* **Task to complete**: Print each line exactly as it is given.

--- start of Data records ---

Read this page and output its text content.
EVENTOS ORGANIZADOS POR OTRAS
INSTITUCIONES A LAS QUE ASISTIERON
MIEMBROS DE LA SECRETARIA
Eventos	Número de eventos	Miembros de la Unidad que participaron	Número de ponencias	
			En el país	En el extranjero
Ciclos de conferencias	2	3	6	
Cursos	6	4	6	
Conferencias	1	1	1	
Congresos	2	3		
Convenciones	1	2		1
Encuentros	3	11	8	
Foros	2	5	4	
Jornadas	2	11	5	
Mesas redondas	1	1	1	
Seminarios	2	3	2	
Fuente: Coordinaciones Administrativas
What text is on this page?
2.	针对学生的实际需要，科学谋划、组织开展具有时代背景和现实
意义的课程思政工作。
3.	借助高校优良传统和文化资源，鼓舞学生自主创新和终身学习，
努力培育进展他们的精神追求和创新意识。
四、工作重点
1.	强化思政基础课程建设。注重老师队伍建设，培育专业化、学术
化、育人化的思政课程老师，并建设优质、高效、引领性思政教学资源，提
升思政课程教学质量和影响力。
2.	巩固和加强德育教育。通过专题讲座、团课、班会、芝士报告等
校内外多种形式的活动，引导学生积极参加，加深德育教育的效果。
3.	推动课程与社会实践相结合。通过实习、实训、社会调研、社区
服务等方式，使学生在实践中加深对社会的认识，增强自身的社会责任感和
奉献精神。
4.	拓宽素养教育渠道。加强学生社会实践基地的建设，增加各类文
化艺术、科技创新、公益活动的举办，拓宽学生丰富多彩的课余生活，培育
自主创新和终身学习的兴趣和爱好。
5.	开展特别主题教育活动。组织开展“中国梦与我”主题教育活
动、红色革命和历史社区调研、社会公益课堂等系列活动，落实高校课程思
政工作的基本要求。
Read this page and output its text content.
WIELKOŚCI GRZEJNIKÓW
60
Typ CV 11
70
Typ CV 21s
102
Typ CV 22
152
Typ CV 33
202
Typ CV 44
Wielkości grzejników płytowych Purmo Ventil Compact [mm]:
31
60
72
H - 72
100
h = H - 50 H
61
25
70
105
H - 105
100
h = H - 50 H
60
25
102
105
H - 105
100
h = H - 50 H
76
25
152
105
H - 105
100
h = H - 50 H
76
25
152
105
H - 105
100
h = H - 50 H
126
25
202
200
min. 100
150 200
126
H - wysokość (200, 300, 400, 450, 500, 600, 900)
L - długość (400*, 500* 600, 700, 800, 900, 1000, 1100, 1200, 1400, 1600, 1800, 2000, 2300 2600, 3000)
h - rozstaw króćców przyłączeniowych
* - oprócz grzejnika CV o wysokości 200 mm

--- end of Data records ---

* **Answer to the problem**:
Read this page and output its text content.
EVENTOS ORGANIZADOS POR OTRAS
INSTITUCIONES A LAS QUE ASISTIERON
MIEMBROS DE LA SECRETARIA
Eventos	Número de eventos	Miembros de la Unidad que participaron	Número de ponencias	
			En el país	En el extranjero
Ciclos de conferencias	2	3	6	
Cursos	6	4	6	
Conferencias	1	1	1	
Congresos	2	3		
Convenciones	1	2		1
Encuentros	3	11	8	
Foros	2	5	4	
Jornadas	2	11	5	
Mesas redondas	1	1	1	
Seminarios	2	3	2	
Fuente: Coordinaciones Administrativas
What text is on this page?
2.	针对学生的实际需要，科学谋划、组织开展具有时代背景和现实
意义的课程思政工作。
3.	借助高校优良传统和文化资源，鼓舞学生自主创新和终身学习，
努力培育进展他们的精神追求和创新意识。
四、工作重点
1.	强化思政基础课程建设。注重老师队伍建设，培育专业化、学术
化、育人化的思政课程老师，并建设优质、高效、引领性思政教学资源，提
升思政课程教学质量和影响力。
2.	巩固和加强德育教育。通过专题讲座、团课、班会、芝士报告等
校内外多种形式的活动，引导学生积极参加，加深德育教育的效果。
3.	推动课程与社会实践相结合。通过实习、实训、社会调研、社区
服务等方式，使学生在实践中加深对社会的认识，增强自身的社会责任感和
奉献精神。
4.	拓宽素养教育渠道。加强学生社会实践基地的建设，增加各类文
化艺术、科技创新、公益活动的举办，拓宽学生丰富多彩的课余生活，培育
自主创新和终身学习的兴趣和爱好。
5.	开展特别主题教育活动。组织开展“中国梦与我”主题教育活
动、红色革命和历史社区调研、社会公益课堂等系列活动，落实高校课程思
政工作的基本要求。
Read this page and output its text content.
WIELKOŚCI GRZEJNIKÓW
60
Typ CV 11
70
Typ CV 21s
102
Typ CV 22
152
Typ CV 33
202
Typ CV 44
Wielkości grzejników płytowych Purmo Ventil Compact [mm]:
31
60
72
H - 72
100
h = H - 50 H
61
25
70
105
H - 105
100
h = H - 50 H
60
25
102
105
H - 105
100
h = H - 50 H
76
25
152
105
H - 105
100
h = H - 50 H
76
25
152
105
H - 105
100
h = H - 50 H
126
25
202
200
min. 100
150 200
126
H - wysokość (200, 300, 400, 450, 500, 600, 900)
L - długość (400*, 500* 600, 700, 800, 900, 1000, 1100, 1200, 1400, 1600, 1800, 2000, 2300 2600, 3000)
h - rozstaw króćców przyłączeniowych
* - oprócz grzejnika CV o wysokości 200 mm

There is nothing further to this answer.